| Task requirements |
Copy all lines of the listing that include the string "text".

| Records excerpted from a collection |
···

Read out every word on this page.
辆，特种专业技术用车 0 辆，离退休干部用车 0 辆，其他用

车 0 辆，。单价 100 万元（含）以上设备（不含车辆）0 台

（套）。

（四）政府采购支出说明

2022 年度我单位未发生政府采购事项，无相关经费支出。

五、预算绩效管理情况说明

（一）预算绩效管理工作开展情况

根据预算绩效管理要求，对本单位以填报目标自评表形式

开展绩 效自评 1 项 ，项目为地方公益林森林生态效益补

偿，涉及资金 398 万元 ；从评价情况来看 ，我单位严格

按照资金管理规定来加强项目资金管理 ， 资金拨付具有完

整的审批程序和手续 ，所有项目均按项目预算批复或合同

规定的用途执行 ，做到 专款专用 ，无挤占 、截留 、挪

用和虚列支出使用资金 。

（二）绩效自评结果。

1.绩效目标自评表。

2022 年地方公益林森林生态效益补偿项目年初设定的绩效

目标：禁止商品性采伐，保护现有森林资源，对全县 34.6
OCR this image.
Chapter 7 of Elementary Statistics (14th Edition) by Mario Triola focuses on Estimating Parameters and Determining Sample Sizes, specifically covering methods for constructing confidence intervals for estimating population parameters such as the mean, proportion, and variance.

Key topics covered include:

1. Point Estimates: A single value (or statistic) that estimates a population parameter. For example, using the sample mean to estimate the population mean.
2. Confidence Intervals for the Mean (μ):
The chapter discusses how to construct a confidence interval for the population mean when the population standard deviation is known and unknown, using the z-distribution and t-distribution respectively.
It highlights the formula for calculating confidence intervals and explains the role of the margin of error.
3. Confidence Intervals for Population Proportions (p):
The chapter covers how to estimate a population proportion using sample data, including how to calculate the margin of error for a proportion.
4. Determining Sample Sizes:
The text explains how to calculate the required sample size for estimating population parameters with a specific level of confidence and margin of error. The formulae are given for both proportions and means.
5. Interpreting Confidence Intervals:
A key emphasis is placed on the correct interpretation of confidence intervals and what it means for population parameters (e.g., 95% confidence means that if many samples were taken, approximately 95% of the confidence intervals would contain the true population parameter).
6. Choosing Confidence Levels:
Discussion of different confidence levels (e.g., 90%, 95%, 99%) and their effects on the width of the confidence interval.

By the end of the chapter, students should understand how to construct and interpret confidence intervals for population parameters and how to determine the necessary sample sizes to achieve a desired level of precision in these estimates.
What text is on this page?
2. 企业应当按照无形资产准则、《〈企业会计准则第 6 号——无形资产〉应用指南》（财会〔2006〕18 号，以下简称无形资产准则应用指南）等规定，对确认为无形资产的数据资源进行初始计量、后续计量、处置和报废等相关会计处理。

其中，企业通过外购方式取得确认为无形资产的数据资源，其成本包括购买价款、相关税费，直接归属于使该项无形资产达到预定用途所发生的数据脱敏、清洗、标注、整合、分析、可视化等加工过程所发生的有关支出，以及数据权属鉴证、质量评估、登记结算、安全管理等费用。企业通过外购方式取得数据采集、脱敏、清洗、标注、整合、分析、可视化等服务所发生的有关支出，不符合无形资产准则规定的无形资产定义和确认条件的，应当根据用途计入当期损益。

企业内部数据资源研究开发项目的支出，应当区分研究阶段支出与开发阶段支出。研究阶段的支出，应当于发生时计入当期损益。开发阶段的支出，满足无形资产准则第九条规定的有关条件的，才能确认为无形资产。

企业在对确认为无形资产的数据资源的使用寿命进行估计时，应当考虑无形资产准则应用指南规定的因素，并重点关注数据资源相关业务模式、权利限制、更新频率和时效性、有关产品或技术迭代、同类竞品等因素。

···

| Written response |
The text explains how to calculate the required sample size for estimating population parameters with a specific level of confidence and margin of error. The formulae are given for both proportions and means.
What text is on this page?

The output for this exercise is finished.